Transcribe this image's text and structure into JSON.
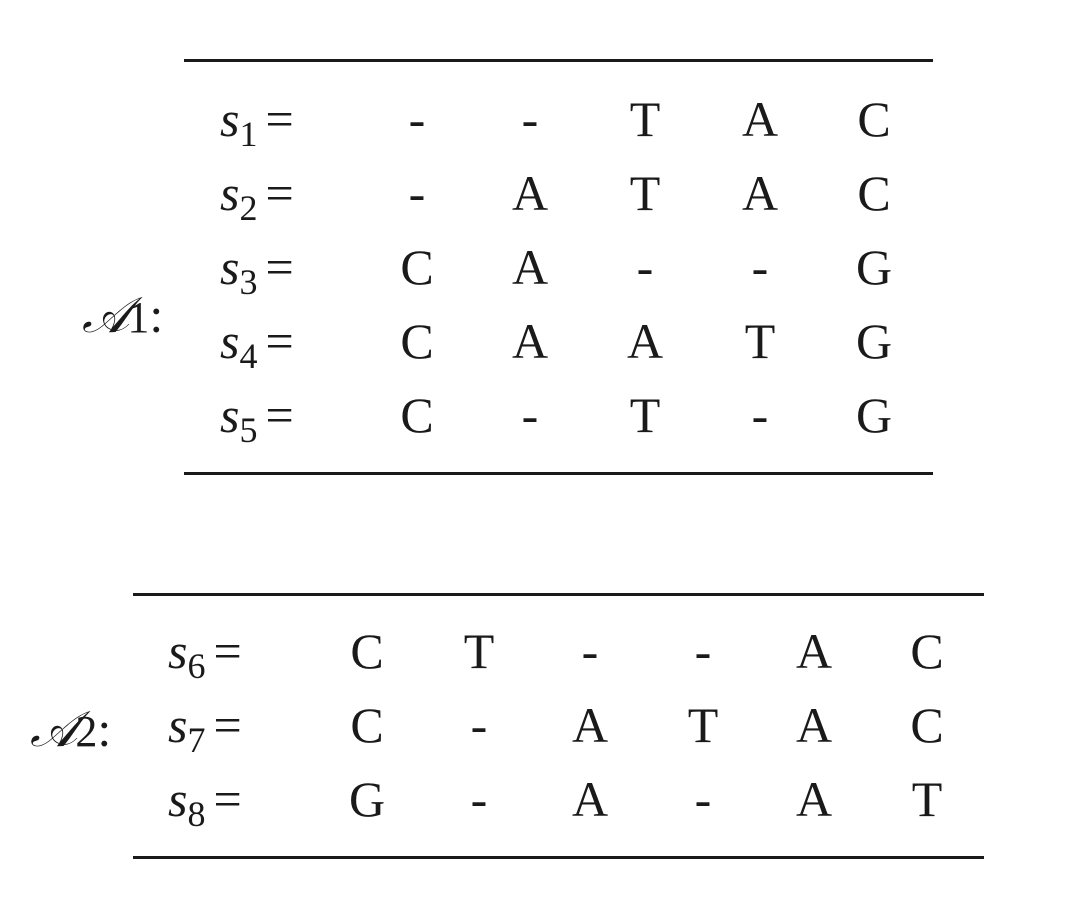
{
  "alignments": [
    {
      "label": "𝒜",
      "label_sub": "1",
      "label_colon": ":",
      "rows": [
        {
          "name": "s",
          "sub": "1",
          "eq": "=",
          "cells": [
            "-",
            "-",
            "T",
            "A",
            "C"
          ]
        },
        {
          "name": "s",
          "sub": "2",
          "eq": "=",
          "cells": [
            "-",
            "A",
            "T",
            "A",
            "C"
          ]
        },
        {
          "name": "s",
          "sub": "3",
          "eq": "=",
          "cells": [
            "C",
            "A",
            "-",
            "-",
            "G"
          ]
        },
        {
          "name": "s",
          "sub": "4",
          "eq": "=",
          "cells": [
            "C",
            "A",
            "A",
            "T",
            "G"
          ]
        },
        {
          "name": "s",
          "sub": "5",
          "eq": "=",
          "cells": [
            "C",
            "-",
            "T",
            "-",
            "G"
          ]
        }
      ]
    },
    {
      "label": "𝒜",
      "label_sub": "2",
      "label_colon": ":",
      "rows": [
        {
          "name": "s",
          "sub": "6",
          "eq": "=",
          "cells": [
            "C",
            "T",
            "-",
            "-",
            "A",
            "C"
          ]
        },
        {
          "name": "s",
          "sub": "7",
          "eq": "=",
          "cells": [
            "C",
            "-",
            "A",
            "T",
            "A",
            "C"
          ]
        },
        {
          "name": "s",
          "sub": "8",
          "eq": "=",
          "cells": [
            "G",
            "-",
            "A",
            "-",
            "A",
            "T"
          ]
        }
      ]
    }
  ]
}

....

Make an exact copy of every entry above, minus the images.

Transcribe this image's text and structure into JSON.
{
  "alignments": [
    {
      "label": "𝒜",
      "label_sub": "1",
      "label_colon": ":",
      "rows": [
        {
          "name": "s",
          "sub": "1",
          "eq": "=",
          "cells": [
            "-",
            "-",
            "T",
            "A",
            "C"
          ]
        },
        {
          "name": "s",
          "sub": "2",
          "eq": "=",
          "cells": [
            "-",
            "A",
            "T",
            "A",
            "C"
          ]
        },
        {
          "name": "s",
          "sub": "3",
          "eq": "=",
          "cells": [
            "C",
            "A",
            "-",
            "-",
            "G"
          ]
        },
        {
          "name": "s",
          "sub": "4",
          "eq": "=",
          "cells": [
            "C",
            "A",
            "A",
            "T",
            "G"
          ]
        },
        {
          "name": "s",
          "sub": "5",
          "eq": "=",
          "cells": [
            "C",
            "-",
            "T",
            "-",
            "G"
          ]
        }
      ]
    },
    {
      "label": "𝒜",
      "label_sub": "2",
      "label_colon": ":",
      "rows": [
        {
          "name": "s",
          "sub": "6",
          "eq": "=",
          "cells": [
            "C",
            "T",
            "-",
            "-",
            "A",
            "C"
          ]
        },
        {
          "name": "s",
          "sub": "7",
          "eq": "=",
          "cells": [
            "C",
            "-",
            "A",
            "T",
            "A",
            "C"
          ]
        },
        {
          "name": "s",
          "sub": "8",
          "eq": "=",
          "cells": [
            "G",
            "-",
            "A",
            "-",
            "A",
            "T"
          ]
        }
      ]
    }
  ]
}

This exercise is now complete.